Given problem
Transcribe all of the data exactly. Omit the pictures.

Extracted material
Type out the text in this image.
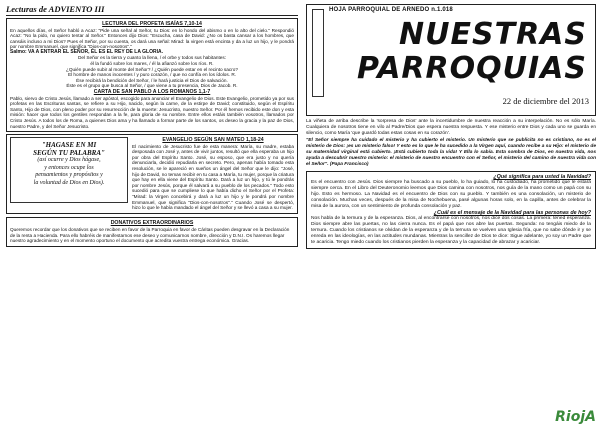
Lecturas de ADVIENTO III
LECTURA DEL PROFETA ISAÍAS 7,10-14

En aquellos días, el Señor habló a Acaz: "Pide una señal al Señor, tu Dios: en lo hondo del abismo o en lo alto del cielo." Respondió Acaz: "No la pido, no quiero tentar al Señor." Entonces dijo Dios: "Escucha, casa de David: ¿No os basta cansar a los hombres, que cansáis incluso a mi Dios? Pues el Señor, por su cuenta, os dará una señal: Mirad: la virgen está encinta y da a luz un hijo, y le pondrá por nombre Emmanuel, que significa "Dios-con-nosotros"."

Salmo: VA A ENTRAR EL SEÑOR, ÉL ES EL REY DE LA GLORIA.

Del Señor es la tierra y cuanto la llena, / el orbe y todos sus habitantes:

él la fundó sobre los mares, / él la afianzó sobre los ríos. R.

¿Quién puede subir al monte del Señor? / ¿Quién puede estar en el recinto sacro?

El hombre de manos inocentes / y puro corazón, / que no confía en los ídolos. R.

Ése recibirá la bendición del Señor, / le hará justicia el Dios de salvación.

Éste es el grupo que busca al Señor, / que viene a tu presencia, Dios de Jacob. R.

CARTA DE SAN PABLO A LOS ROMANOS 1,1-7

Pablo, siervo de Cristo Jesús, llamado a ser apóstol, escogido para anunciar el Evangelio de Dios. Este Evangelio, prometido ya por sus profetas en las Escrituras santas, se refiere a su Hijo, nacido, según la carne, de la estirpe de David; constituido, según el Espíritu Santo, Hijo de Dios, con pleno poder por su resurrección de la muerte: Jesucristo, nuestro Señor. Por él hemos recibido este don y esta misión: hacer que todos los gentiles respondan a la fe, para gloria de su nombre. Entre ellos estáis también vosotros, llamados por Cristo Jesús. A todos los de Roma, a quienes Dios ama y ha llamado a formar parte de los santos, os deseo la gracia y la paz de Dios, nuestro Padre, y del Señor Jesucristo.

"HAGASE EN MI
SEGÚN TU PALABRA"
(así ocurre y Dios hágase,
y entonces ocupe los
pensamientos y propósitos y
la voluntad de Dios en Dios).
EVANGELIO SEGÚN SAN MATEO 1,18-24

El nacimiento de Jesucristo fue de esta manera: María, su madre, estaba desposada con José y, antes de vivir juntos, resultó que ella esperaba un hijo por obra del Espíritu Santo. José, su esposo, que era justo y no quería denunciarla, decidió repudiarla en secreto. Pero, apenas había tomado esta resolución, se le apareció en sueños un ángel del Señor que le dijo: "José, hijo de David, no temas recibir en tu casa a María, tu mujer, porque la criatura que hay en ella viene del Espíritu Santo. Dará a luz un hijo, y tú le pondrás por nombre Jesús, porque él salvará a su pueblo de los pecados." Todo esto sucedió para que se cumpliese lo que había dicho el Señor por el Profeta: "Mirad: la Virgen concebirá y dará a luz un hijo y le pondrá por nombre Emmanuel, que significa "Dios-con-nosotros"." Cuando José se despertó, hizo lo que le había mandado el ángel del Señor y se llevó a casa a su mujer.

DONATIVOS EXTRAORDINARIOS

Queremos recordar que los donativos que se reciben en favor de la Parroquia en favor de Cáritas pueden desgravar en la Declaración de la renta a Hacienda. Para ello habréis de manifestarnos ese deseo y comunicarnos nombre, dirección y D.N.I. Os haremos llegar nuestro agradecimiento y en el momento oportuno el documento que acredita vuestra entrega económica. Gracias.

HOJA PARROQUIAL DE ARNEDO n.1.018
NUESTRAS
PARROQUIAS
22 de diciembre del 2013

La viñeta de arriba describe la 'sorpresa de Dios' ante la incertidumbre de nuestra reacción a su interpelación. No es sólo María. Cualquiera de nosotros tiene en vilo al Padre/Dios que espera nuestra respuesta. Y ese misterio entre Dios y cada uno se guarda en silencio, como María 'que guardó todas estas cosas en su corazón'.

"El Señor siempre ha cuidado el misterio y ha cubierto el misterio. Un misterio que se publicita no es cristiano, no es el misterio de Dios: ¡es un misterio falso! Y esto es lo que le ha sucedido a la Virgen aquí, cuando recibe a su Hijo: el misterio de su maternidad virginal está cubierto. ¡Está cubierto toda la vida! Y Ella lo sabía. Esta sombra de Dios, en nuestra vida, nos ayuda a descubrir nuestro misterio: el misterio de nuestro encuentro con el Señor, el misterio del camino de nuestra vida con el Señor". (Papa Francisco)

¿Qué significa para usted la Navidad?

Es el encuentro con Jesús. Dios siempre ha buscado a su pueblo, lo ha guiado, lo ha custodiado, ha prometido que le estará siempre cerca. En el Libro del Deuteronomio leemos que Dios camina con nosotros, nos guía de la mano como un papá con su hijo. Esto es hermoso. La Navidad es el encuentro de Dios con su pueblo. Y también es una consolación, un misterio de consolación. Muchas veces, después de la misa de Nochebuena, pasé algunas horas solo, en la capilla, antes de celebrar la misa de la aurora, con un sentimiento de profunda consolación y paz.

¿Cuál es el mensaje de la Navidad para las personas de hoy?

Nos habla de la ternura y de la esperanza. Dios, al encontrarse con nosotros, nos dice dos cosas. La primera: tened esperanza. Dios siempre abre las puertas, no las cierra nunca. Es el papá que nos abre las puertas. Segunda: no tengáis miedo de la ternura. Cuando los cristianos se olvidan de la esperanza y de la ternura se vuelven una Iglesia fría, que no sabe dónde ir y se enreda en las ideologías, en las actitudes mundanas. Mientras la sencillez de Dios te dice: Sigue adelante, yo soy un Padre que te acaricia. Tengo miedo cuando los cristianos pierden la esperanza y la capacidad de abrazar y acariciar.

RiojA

Right answer
Type out the text in this image.
Lecturas de ADVIENTO III
LECTURA DEL PROFETA ISAÍAS 7,10-14

En aquellos días, el Señor habló a Acaz: "Pide una señal al Señor, tu Dios: en lo hondo del abismo o en lo alto del cielo." Respondió Acaz: "No la pido, no quiero tentar al Señor." Entonces dijo Dios: "Escucha, casa de David: ¿No os basta cansar a los hombres, que cansáis incluso a mi Dios? Pues el Señor, por su cuenta, os dará una señal: Mirad: la virgen está encinta y da a luz un hijo, y le pondrá por nombre Emmanuel, que significa "Dios-con-nosotros"."

Salmo: VA A ENTRAR EL SEÑOR, ÉL ES EL REY DE LA GLORIA.

Del Señor es la tierra y cuanto la llena, / el orbe y todos sus habitantes:

él la fundó sobre los mares, / él la afianzó sobre los ríos. R.

¿Quién puede subir al monte del Señor? / ¿Quién puede estar en el recinto sacro?

El hombre de manos inocentes / y puro corazón, / que no confía en los ídolos. R.

Ése recibirá la bendición del Señor, / le hará justicia el Dios de salvación.

Éste es el grupo que busca al Señor, / que viene a tu presencia, Dios de Jacob. R.

CARTA DE SAN PABLO A LOS ROMANOS 1,1-7

Pablo, siervo de Cristo Jesús, llamado a ser apóstol, escogido para anunciar el Evangelio de Dios. Este Evangelio, prometido ya por sus profetas en las Escrituras santas, se refiere a su Hijo, nacido, según la carne, de la estirpe de David; constituido, según el Espíritu Santo, Hijo de Dios, con pleno poder por su resurrección de la muerte: Jesucristo, nuestro Señor. Por él hemos recibido este don y esta misión: hacer que todos los gentiles respondan a la fe, para gloria de su nombre. Entre ellos estáis también vosotros, llamados por Cristo Jesús. A todos los de Roma, a quienes Dios ama y ha llamado a formar parte de los santos, os deseo la gracia y la paz de Dios, nuestro Padre, y del Señor Jesucristo.

"HAGASE EN MI
SEGÚN TU PALABRA"
(así ocurre y Dios hágase,
y entonces ocupe los
pensamientos y propósitos y
la voluntad de Dios en Dios).
EVANGELIO SEGÚN SAN MATEO 1,18-24

El nacimiento de Jesucristo fue de esta manera: María, su madre, estaba desposada con José y, antes de vivir juntos, resultó que ella esperaba un hijo por obra del Espíritu Santo. José, su esposo, que era justo y no quería denunciarla, decidió repudiarla en secreto. Pero, apenas había tomado esta resolución, se le apareció en sueños un ángel del Señor que le dijo: "José, hijo de David, no temas recibir en tu casa a María, tu mujer, porque la criatura que hay en ella viene del Espíritu Santo. Dará a luz un hijo, y tú le pondrás por nombre Jesús, porque él salvará a su pueblo de los pecados." Todo esto sucedió para que se cumpliese lo que había dicho el Señor por el Profeta: "Mirad: la Virgen concebirá y dará a luz un hijo y le pondrá por nombre Emmanuel, que significa "Dios-con-nosotros"." Cuando José se despertó, hizo lo que le había mandado el ángel del Señor y se llevó a casa a su mujer.

DONATIVOS EXTRAORDINARIOS

Queremos recordar que los donativos que se reciben en favor de la Parroquia en favor de Cáritas pueden desgravar en la Declaración de la renta a Hacienda. Para ello habréis de manifestarnos ese deseo y comunicarnos nombre, dirección y D.N.I. Os haremos llegar nuestro agradecimiento y en el momento oportuno el documento que acredita vuestra entrega económica. Gracias.

HOJA PARROQUIAL DE ARNEDO n.1.018
NUESTRAS
PARROQUIAS
22 de diciembre del 2013

La viñeta de arriba describe la 'sorpresa de Dios' ante la incertidumbre de nuestra reacción a su interpelación. No es sólo María. Cualquiera de nosotros tiene en vilo al Padre/Dios que espera nuestra respuesta. Y ese misterio entre Dios y cada uno se guarda en silencio, como María 'que guardó todas estas cosas en su corazón'.

"El Señor siempre ha cuidado el misterio y ha cubierto el misterio. Un misterio que se publicita no es cristiano, no es el misterio de Dios: ¡es un misterio falso! Y esto es lo que le ha sucedido a la Virgen aquí, cuando recibe a su Hijo: el misterio de su maternidad virginal está cubierto. ¡Está cubierto toda la vida! Y Ella lo sabía. Esta sombra de Dios, en nuestra vida, nos ayuda a descubrir nuestro misterio: el misterio de nuestro encuentro con el Señor, el misterio del camino de nuestra vida con el Señor". (Papa Francisco)

¿Qué significa para usted la Navidad?

Es el encuentro con Jesús. Dios siempre ha buscado a su pueblo, lo ha guiado, lo ha custodiado, ha prometido que le estará siempre cerca. En el Libro del Deuteronomio leemos que Dios camina con nosotros, nos guía de la mano como un papá con su hijo. Esto es hermoso. La Navidad es el encuentro de Dios con su pueblo. Y también es una consolación, un misterio de consolación. Muchas veces, después de la misa de Nochebuena, pasé algunas horas solo, en la capilla, antes de celebrar la misa de la aurora, con un sentimiento de profunda consolación y paz.

¿Cuál es el mensaje de la Navidad para las personas de hoy?

Nos habla de la ternura y de la esperanza. Dios, al encontrarse con nosotros, nos dice dos cosas. La primera: tened esperanza. Dios siempre abre las puertas, no las cierra nunca. Es el papá que nos abre las puertas. Segunda: no tengáis miedo de la ternura. Cuando los cristianos se olvidan de la esperanza y de la ternura se vuelven una Iglesia fría, que no sabe dónde ir y se enreda en las ideologías, en las actitudes mundanas. Mientras la sencillez de Dios te dice: Sigue adelante, yo soy un Padre que te acaricia. Tengo miedo cuando los cristianos pierden la esperanza y la capacidad de abrazar y acariciar.

RiojA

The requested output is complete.